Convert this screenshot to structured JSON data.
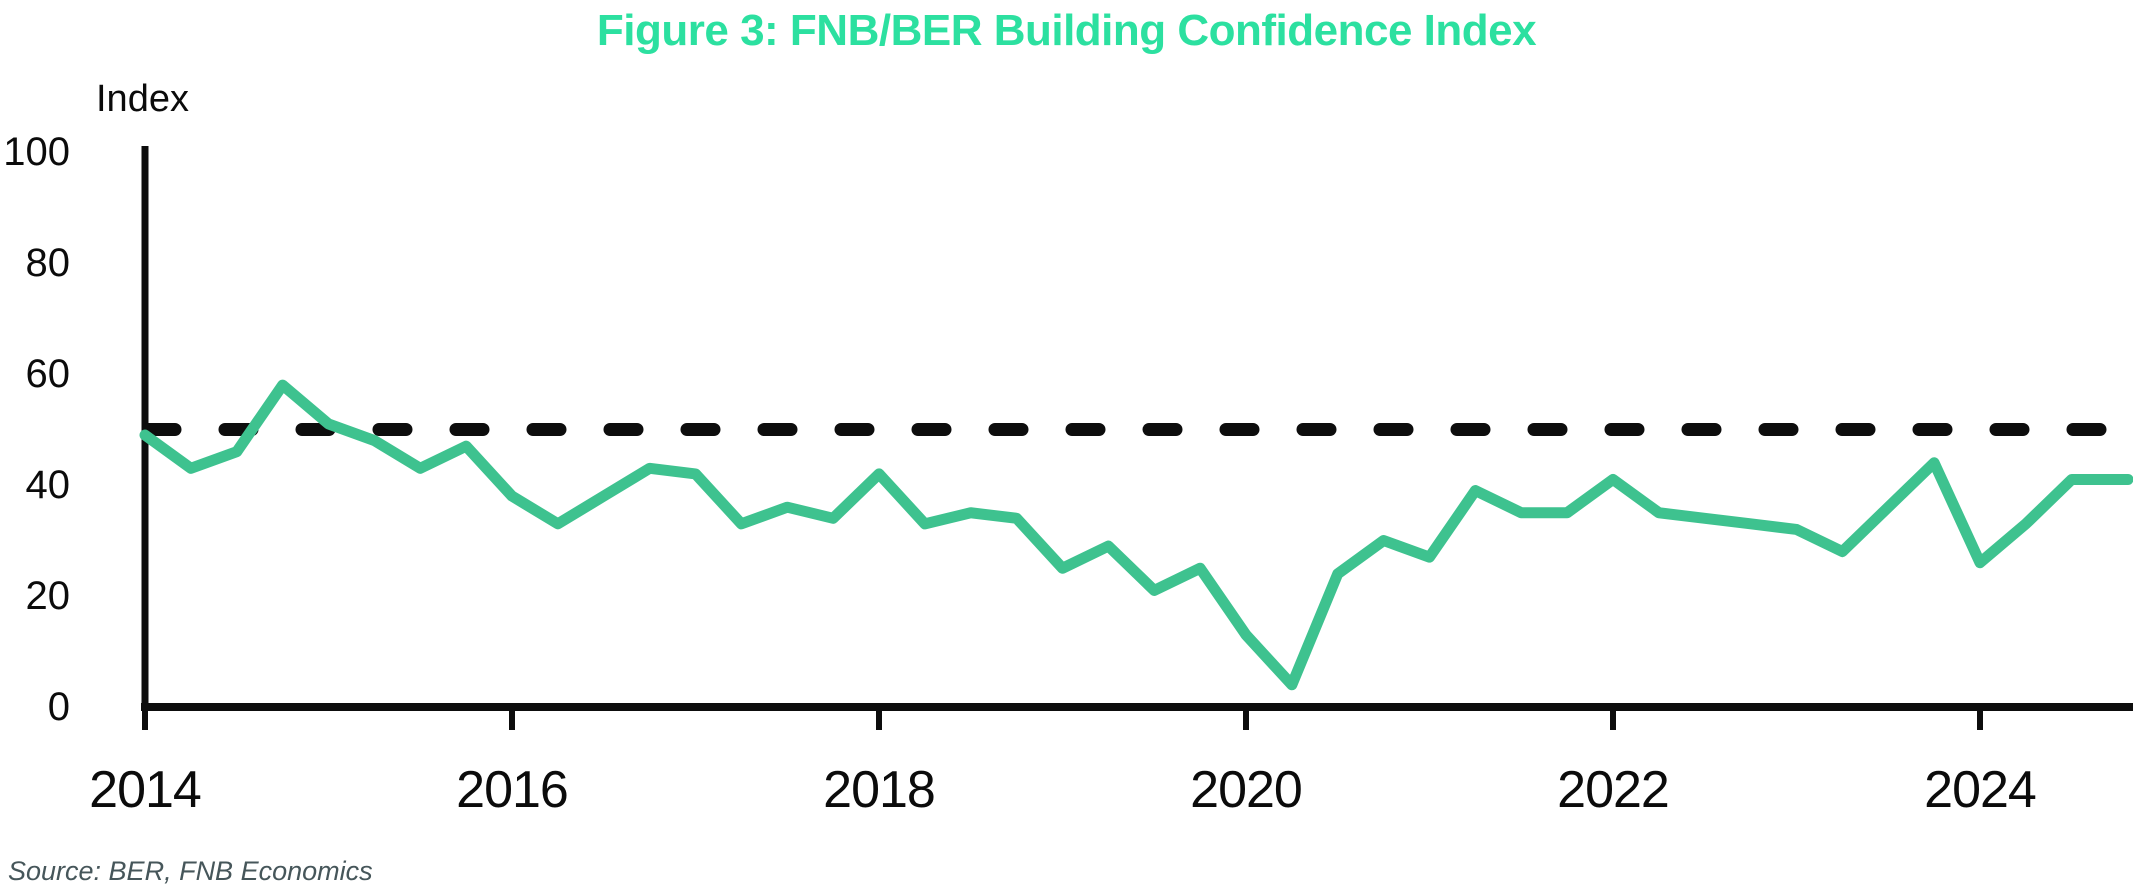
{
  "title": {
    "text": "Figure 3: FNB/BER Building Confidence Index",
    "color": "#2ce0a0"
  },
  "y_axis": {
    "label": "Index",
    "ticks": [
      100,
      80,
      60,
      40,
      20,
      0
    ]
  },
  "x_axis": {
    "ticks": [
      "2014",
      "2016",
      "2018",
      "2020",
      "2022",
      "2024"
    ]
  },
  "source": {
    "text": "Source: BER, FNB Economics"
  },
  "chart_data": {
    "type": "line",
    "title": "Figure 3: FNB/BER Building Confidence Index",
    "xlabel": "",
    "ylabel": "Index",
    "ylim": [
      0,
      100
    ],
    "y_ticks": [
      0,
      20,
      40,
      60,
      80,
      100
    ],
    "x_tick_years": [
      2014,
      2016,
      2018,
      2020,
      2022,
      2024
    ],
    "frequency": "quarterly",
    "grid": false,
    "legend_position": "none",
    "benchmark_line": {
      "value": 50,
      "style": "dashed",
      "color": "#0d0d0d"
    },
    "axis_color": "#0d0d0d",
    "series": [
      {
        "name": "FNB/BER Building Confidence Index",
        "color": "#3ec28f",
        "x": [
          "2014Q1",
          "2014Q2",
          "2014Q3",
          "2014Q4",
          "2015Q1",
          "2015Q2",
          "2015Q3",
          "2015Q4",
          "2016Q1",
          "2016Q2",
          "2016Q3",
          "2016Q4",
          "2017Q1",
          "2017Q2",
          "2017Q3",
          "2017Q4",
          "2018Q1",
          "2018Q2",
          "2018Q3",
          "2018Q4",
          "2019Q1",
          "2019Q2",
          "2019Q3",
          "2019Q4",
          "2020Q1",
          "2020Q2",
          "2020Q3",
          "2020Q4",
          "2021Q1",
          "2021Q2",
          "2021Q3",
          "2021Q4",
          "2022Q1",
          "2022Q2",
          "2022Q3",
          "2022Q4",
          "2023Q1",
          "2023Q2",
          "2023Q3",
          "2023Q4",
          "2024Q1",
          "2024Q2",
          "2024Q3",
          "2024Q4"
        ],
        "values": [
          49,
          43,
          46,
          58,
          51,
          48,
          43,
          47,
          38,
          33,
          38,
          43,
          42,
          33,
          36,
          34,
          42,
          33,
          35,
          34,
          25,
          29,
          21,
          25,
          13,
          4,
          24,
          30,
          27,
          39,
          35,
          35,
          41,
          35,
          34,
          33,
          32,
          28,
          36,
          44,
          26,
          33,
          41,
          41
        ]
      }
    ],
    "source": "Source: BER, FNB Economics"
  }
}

**Work instructions:** Copy the material above exactly and drop the pictures.

**Output for this task:**
Convert this screenshot to structured JSON data.
{
  "title": {
    "text": "Figure 3: FNB/BER Building Confidence Index",
    "color": "#2ce0a0"
  },
  "y_axis": {
    "label": "Index",
    "ticks": [
      100,
      80,
      60,
      40,
      20,
      0
    ]
  },
  "x_axis": {
    "ticks": [
      "2014",
      "2016",
      "2018",
      "2020",
      "2022",
      "2024"
    ]
  },
  "source": {
    "text": "Source: BER, FNB Economics"
  },
  "chart_data": {
    "type": "line",
    "title": "Figure 3: FNB/BER Building Confidence Index",
    "xlabel": "",
    "ylabel": "Index",
    "ylim": [
      0,
      100
    ],
    "y_ticks": [
      0,
      20,
      40,
      60,
      80,
      100
    ],
    "x_tick_years": [
      2014,
      2016,
      2018,
      2020,
      2022,
      2024
    ],
    "frequency": "quarterly",
    "grid": false,
    "legend_position": "none",
    "benchmark_line": {
      "value": 50,
      "style": "dashed",
      "color": "#0d0d0d"
    },
    "axis_color": "#0d0d0d",
    "series": [
      {
        "name": "FNB/BER Building Confidence Index",
        "color": "#3ec28f",
        "x": [
          "2014Q1",
          "2014Q2",
          "2014Q3",
          "2014Q4",
          "2015Q1",
          "2015Q2",
          "2015Q3",
          "2015Q4",
          "2016Q1",
          "2016Q2",
          "2016Q3",
          "2016Q4",
          "2017Q1",
          "2017Q2",
          "2017Q3",
          "2017Q4",
          "2018Q1",
          "2018Q2",
          "2018Q3",
          "2018Q4",
          "2019Q1",
          "2019Q2",
          "2019Q3",
          "2019Q4",
          "2020Q1",
          "2020Q2",
          "2020Q3",
          "2020Q4",
          "2021Q1",
          "2021Q2",
          "2021Q3",
          "2021Q4",
          "2022Q1",
          "2022Q2",
          "2022Q3",
          "2022Q4",
          "2023Q1",
          "2023Q2",
          "2023Q3",
          "2023Q4",
          "2024Q1",
          "2024Q2",
          "2024Q3",
          "2024Q4"
        ],
        "values": [
          49,
          43,
          46,
          58,
          51,
          48,
          43,
          47,
          38,
          33,
          38,
          43,
          42,
          33,
          36,
          34,
          42,
          33,
          35,
          34,
          25,
          29,
          21,
          25,
          13,
          4,
          24,
          30,
          27,
          39,
          35,
          35,
          41,
          35,
          34,
          33,
          32,
          28,
          36,
          44,
          26,
          33,
          41,
          41
        ]
      }
    ],
    "source": "Source: BER, FNB Economics"
  }
}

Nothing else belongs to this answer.